◆ **Records from a data source**
- Opening Delimiter -

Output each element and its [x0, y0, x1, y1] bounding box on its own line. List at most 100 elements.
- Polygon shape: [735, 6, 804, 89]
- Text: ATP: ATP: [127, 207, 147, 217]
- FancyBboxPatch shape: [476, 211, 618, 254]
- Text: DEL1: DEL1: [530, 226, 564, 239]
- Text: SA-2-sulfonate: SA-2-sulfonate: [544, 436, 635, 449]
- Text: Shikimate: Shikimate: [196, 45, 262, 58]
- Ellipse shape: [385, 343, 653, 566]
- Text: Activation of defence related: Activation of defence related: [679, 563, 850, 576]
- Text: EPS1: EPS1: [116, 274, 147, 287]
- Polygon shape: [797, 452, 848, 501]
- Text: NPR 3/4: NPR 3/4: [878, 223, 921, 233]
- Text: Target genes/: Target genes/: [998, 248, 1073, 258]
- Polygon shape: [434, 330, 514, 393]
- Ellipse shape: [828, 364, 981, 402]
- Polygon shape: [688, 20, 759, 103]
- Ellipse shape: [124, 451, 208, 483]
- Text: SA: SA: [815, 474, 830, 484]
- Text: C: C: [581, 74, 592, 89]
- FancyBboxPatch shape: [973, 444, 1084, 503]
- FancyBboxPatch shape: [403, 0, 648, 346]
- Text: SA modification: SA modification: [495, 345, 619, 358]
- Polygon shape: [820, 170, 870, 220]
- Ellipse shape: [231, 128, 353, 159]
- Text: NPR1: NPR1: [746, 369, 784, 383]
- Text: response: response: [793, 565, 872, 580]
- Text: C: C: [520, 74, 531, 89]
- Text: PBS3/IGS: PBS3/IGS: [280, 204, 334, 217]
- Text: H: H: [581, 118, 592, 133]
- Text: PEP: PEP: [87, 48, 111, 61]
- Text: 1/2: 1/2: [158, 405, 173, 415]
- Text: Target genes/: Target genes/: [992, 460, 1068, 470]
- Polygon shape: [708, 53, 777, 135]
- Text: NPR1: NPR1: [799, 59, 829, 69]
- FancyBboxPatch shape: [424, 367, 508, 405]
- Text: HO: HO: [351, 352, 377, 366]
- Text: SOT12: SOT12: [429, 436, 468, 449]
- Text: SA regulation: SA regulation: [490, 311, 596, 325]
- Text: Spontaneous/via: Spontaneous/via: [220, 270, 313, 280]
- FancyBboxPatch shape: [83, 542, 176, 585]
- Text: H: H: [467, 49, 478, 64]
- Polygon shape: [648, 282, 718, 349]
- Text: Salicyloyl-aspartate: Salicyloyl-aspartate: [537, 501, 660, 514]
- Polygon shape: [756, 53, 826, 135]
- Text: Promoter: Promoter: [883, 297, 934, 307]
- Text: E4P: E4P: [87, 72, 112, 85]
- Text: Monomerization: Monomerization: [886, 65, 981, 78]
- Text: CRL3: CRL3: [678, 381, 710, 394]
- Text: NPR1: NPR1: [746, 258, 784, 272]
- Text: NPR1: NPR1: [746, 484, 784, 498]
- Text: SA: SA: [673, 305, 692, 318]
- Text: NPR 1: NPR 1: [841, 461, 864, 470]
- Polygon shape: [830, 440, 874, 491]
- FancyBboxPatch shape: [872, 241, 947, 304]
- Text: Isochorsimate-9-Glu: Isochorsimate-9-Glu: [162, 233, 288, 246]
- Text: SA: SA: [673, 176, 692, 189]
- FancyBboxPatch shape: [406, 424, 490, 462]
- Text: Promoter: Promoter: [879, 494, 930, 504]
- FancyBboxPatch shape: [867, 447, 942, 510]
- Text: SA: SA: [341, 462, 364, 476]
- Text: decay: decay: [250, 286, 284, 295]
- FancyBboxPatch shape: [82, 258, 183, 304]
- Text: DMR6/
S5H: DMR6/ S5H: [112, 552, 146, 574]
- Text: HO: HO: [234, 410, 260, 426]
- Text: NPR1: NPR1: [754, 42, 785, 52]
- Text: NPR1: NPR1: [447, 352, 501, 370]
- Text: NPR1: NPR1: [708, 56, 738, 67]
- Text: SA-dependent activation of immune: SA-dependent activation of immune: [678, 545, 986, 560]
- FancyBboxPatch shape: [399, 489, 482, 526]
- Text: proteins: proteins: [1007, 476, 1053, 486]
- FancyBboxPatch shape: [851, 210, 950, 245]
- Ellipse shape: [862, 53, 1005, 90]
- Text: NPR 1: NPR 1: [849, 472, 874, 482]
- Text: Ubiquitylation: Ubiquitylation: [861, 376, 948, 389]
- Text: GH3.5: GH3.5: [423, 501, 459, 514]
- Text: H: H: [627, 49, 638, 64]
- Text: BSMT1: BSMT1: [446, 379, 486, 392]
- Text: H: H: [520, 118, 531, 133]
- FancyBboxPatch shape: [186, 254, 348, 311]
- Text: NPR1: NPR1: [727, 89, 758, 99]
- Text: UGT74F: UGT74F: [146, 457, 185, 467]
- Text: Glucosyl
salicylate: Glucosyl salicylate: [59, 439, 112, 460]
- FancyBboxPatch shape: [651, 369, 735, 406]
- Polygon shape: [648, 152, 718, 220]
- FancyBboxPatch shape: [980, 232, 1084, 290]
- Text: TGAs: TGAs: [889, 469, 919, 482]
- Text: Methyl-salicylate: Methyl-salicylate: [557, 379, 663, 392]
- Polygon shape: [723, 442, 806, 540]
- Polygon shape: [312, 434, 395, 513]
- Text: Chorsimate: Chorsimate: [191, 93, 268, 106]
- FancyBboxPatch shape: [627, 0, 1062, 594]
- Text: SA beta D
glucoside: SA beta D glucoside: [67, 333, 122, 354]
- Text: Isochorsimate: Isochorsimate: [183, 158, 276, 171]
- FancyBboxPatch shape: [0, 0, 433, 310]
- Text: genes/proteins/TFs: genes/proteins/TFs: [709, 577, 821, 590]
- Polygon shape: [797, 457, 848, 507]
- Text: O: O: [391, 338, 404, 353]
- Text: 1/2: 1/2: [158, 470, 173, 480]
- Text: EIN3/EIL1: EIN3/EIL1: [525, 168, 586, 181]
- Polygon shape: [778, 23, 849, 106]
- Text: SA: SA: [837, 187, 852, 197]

- Closing Delimiter -

◆ **WHAT IS REQUIRED**
Throughout the data above, find each line that includes the string "Target"; state only how many there are.

◆ **RESPONSE**
2